**EXCERPT PROVIDED**
Tuesday, May 20, 2008

PHP rand(0,1) on Windows < OpenSSL rand() on Debian

512x512 image made using `if rand(0,1)` on PHP/Windows

(Please excuse the inflammatory title.)

Bo Allen recently made a post regarding the difference between true random and pseudorandom numbers, using 512x512 bitmaps as illustration.

Some might doubt his result on Windows, as the image seems to be too predictable. Initially, I passed it off as PHP using the default Windows pseudorandom number generator, which is a Linear Congruential Generator.

The default windows rand() function is implemented as follows (coefficients from this site, many others have them also):

unsigned long randState = 0;

//Get random number
unsigned long rand(void) {
randState = randState * 214013 + 2531011L;
return (randState >> 16) & 0x7fff;
}

//Seed RNG
void srand(unsigned long seed) {
randState = seed;
}

Here is Bo Allen's code:
// Requires the GD Library
header ("Content-type: image/png");
$im = @imagecreatetruecolor(512, 512)

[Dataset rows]
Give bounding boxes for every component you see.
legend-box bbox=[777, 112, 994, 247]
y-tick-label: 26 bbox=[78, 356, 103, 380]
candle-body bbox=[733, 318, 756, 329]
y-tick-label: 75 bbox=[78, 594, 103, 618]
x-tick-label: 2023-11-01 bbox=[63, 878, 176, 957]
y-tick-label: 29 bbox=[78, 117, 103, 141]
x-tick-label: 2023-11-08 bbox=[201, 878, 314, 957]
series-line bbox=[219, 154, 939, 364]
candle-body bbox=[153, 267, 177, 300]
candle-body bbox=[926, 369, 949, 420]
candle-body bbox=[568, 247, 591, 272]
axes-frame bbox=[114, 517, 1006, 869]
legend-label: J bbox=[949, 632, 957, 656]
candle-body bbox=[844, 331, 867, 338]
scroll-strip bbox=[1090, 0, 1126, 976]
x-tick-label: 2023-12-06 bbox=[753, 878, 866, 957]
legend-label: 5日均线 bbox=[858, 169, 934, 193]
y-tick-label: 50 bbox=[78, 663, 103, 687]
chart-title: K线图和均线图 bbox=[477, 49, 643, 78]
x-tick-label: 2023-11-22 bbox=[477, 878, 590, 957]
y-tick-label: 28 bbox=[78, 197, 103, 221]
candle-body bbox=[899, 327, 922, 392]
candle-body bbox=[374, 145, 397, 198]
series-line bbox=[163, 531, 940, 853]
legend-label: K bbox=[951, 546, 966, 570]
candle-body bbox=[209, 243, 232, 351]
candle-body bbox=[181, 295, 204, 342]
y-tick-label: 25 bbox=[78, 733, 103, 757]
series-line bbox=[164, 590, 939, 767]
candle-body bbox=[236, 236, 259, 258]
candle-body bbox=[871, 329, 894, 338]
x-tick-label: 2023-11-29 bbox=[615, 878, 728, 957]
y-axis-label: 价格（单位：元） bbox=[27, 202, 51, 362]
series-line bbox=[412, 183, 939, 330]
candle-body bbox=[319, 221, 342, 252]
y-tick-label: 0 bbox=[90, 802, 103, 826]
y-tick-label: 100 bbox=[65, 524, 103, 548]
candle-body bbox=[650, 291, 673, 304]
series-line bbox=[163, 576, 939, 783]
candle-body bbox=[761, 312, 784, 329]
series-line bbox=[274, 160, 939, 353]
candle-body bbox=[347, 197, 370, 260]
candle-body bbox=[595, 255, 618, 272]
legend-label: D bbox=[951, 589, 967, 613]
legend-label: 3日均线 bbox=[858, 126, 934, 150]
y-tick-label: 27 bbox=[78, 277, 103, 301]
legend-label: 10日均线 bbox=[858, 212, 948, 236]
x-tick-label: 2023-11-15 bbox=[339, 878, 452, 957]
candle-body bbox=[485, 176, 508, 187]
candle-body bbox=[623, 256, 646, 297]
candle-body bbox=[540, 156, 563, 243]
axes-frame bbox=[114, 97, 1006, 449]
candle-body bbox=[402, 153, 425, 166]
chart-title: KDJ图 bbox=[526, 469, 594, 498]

**TASKS TO CARRY OUT**
1 > List every numeric literal that appears inside the body of the rand() function in the blog post.
2 > Print the blog post from "Some might doubt" up to and including "Linear Congruential Generator.".
Rely only on the blog post to complete each task.

**PER-TASK OUTPUTS**
1 > 214013, 2531011L, 16, 0x7fff

2 >
Some might doubt his result on Windows, as the image seems to be too predictable. Initially, I passed it off as PHP using the default Windows pseudorandom number generator, which is a Linear Congruential Generator.